Stated problem: From the listing below, pull out the lines that hold "hiking".

Listed records:
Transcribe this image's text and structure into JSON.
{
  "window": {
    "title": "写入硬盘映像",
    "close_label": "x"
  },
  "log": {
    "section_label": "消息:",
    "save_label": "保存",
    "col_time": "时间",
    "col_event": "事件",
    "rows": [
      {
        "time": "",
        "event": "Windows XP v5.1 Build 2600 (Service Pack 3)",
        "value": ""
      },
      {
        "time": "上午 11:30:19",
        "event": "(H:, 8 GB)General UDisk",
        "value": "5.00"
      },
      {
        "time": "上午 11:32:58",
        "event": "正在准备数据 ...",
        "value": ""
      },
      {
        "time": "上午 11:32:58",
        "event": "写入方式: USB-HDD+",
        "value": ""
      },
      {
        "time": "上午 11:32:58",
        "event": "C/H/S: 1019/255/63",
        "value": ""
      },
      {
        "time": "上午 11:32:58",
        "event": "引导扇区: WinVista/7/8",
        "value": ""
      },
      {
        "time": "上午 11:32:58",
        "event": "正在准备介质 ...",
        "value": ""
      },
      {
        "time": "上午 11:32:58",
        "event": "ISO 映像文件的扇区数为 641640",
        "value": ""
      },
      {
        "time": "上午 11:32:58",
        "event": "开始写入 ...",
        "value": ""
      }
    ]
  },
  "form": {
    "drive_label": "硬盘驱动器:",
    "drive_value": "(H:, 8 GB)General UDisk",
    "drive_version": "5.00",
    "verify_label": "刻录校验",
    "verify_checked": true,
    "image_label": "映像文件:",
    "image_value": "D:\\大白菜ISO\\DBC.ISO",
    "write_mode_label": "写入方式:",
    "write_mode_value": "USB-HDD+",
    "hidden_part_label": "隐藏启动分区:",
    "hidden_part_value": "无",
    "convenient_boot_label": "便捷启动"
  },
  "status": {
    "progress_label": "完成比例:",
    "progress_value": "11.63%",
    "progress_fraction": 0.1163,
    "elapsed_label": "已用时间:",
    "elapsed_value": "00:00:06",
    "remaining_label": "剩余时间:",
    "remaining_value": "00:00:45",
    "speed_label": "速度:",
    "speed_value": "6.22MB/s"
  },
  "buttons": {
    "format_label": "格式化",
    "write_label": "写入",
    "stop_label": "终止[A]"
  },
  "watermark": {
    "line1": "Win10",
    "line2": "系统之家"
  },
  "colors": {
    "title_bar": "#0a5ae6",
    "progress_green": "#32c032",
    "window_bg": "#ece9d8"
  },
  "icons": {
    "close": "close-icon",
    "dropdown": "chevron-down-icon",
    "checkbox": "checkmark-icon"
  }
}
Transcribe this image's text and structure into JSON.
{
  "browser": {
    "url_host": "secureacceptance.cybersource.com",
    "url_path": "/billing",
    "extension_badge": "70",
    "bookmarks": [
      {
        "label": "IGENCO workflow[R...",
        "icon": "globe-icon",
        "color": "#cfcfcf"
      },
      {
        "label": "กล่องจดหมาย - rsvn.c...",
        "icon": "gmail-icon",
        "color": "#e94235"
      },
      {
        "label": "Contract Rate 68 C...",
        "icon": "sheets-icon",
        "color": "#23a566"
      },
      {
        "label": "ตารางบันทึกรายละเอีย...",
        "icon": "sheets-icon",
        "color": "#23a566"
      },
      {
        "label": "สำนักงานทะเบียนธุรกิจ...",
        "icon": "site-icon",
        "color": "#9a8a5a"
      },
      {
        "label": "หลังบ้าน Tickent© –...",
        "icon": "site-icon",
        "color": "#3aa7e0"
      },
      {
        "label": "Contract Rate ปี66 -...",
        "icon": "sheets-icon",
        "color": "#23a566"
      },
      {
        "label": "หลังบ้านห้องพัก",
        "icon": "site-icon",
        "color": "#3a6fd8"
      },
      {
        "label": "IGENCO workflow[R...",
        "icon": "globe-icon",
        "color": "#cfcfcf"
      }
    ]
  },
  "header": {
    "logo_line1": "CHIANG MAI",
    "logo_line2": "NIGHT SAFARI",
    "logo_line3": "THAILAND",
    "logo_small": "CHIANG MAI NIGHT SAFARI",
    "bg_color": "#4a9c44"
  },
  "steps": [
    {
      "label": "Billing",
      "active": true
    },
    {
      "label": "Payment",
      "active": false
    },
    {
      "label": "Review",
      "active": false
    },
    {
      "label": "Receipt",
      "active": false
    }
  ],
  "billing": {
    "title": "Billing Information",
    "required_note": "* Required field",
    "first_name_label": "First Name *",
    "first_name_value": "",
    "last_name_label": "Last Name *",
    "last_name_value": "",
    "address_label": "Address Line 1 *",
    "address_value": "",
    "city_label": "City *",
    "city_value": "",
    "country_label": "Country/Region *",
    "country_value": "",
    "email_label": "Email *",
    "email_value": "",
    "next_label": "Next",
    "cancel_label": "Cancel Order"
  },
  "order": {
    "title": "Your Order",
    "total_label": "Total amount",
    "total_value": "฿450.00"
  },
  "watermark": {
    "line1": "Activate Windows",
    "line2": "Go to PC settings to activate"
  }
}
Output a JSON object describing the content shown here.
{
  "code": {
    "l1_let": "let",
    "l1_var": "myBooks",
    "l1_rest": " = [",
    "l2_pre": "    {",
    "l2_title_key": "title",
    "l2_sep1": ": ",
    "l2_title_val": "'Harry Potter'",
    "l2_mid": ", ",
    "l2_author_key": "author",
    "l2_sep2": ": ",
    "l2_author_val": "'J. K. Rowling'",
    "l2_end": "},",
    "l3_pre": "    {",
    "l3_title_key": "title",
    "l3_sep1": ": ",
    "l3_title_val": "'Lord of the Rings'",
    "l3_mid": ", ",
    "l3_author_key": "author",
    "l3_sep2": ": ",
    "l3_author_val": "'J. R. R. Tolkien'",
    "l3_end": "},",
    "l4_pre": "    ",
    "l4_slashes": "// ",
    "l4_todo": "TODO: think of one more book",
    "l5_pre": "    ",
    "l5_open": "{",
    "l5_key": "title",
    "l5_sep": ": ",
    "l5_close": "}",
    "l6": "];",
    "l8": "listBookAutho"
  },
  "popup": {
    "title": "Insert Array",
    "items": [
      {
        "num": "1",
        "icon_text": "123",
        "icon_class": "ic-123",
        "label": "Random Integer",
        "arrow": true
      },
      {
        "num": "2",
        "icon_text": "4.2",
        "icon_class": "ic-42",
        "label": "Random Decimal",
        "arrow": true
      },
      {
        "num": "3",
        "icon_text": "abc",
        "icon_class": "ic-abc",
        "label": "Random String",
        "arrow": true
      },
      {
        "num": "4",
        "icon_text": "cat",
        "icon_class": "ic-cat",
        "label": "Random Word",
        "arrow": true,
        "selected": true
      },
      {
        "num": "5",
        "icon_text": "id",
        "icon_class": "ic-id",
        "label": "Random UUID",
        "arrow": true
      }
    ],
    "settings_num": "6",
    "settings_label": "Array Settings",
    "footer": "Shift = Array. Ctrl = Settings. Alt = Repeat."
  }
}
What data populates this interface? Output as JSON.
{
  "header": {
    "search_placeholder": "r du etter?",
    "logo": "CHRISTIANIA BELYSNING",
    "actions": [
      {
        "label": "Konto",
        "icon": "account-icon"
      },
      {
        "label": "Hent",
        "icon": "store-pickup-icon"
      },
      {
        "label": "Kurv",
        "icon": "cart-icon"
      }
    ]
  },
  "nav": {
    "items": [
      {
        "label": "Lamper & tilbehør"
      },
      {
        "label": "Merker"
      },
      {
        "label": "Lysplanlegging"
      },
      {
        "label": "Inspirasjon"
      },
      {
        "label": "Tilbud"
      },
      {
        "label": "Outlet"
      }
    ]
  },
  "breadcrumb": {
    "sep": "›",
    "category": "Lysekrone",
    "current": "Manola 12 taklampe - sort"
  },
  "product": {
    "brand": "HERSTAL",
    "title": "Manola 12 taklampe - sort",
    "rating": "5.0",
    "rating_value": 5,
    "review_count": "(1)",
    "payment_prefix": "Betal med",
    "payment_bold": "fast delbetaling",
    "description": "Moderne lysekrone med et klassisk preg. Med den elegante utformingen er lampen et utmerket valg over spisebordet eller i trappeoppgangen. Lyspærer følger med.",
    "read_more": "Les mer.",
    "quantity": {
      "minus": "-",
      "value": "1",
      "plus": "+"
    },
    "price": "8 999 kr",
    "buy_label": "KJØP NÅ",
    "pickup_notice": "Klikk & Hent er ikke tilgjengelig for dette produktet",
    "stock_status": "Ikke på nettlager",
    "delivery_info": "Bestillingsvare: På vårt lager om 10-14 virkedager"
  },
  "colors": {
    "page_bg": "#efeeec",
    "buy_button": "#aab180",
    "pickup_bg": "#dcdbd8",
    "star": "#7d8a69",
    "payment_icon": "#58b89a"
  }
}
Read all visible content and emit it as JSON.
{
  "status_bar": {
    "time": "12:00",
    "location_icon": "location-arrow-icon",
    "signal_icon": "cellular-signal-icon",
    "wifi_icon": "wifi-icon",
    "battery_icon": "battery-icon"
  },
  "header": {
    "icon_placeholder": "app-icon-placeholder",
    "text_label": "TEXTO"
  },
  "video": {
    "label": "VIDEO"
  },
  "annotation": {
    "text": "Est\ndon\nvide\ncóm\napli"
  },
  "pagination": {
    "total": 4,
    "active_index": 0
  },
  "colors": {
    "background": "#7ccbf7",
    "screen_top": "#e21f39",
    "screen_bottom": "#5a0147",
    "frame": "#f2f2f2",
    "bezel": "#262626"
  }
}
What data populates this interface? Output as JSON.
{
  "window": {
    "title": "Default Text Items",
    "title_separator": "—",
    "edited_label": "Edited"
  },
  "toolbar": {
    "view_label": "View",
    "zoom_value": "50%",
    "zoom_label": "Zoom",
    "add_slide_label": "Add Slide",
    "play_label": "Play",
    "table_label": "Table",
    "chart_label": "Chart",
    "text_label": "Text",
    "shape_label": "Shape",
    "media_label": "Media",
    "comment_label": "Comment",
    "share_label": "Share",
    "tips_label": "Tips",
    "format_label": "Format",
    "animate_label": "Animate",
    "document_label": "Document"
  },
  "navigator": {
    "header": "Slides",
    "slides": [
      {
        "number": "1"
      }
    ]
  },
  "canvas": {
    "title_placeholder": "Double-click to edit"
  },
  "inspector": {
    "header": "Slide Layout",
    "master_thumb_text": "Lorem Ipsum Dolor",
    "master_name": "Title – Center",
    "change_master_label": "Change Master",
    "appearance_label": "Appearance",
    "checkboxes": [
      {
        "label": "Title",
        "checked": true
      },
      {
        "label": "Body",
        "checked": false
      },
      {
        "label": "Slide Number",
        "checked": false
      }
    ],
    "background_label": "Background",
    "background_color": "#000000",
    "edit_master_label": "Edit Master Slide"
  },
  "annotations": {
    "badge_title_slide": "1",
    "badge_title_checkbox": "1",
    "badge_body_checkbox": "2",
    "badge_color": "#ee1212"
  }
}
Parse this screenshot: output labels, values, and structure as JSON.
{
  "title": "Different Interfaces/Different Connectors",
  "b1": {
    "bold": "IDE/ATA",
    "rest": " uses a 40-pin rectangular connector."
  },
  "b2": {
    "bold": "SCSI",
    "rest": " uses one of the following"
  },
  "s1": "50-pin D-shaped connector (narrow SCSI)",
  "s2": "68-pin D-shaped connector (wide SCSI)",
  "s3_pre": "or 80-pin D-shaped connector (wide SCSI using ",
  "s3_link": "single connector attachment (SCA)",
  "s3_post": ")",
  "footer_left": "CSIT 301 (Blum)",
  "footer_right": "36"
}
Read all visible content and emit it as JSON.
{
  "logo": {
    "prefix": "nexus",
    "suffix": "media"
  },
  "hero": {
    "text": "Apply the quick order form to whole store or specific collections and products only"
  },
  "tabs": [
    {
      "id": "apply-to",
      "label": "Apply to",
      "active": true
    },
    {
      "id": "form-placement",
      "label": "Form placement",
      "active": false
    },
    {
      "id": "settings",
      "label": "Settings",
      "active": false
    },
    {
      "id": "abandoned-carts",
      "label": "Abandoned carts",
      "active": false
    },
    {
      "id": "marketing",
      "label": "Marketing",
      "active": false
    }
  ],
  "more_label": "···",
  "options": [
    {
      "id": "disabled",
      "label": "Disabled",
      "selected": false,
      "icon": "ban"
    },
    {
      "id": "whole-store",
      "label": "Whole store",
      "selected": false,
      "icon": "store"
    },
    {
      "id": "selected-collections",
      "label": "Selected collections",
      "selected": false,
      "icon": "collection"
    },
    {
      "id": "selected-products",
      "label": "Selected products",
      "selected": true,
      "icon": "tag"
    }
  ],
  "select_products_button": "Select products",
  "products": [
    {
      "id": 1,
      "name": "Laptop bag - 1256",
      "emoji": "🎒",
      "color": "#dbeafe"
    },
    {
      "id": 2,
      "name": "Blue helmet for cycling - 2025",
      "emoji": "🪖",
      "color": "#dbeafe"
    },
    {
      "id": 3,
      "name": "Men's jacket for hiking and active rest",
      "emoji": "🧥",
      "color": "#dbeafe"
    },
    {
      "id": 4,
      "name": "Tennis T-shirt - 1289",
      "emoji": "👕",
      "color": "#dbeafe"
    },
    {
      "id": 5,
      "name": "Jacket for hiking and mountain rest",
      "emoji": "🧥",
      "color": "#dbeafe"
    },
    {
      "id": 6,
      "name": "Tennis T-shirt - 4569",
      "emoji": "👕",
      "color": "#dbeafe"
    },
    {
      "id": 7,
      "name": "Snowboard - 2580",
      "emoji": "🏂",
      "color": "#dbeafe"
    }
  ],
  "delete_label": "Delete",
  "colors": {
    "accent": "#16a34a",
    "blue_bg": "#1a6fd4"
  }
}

Problem solution:
      "name": "Men's jacket for hiking and active rest",
      "name": "Jacket for hiking and mountain rest",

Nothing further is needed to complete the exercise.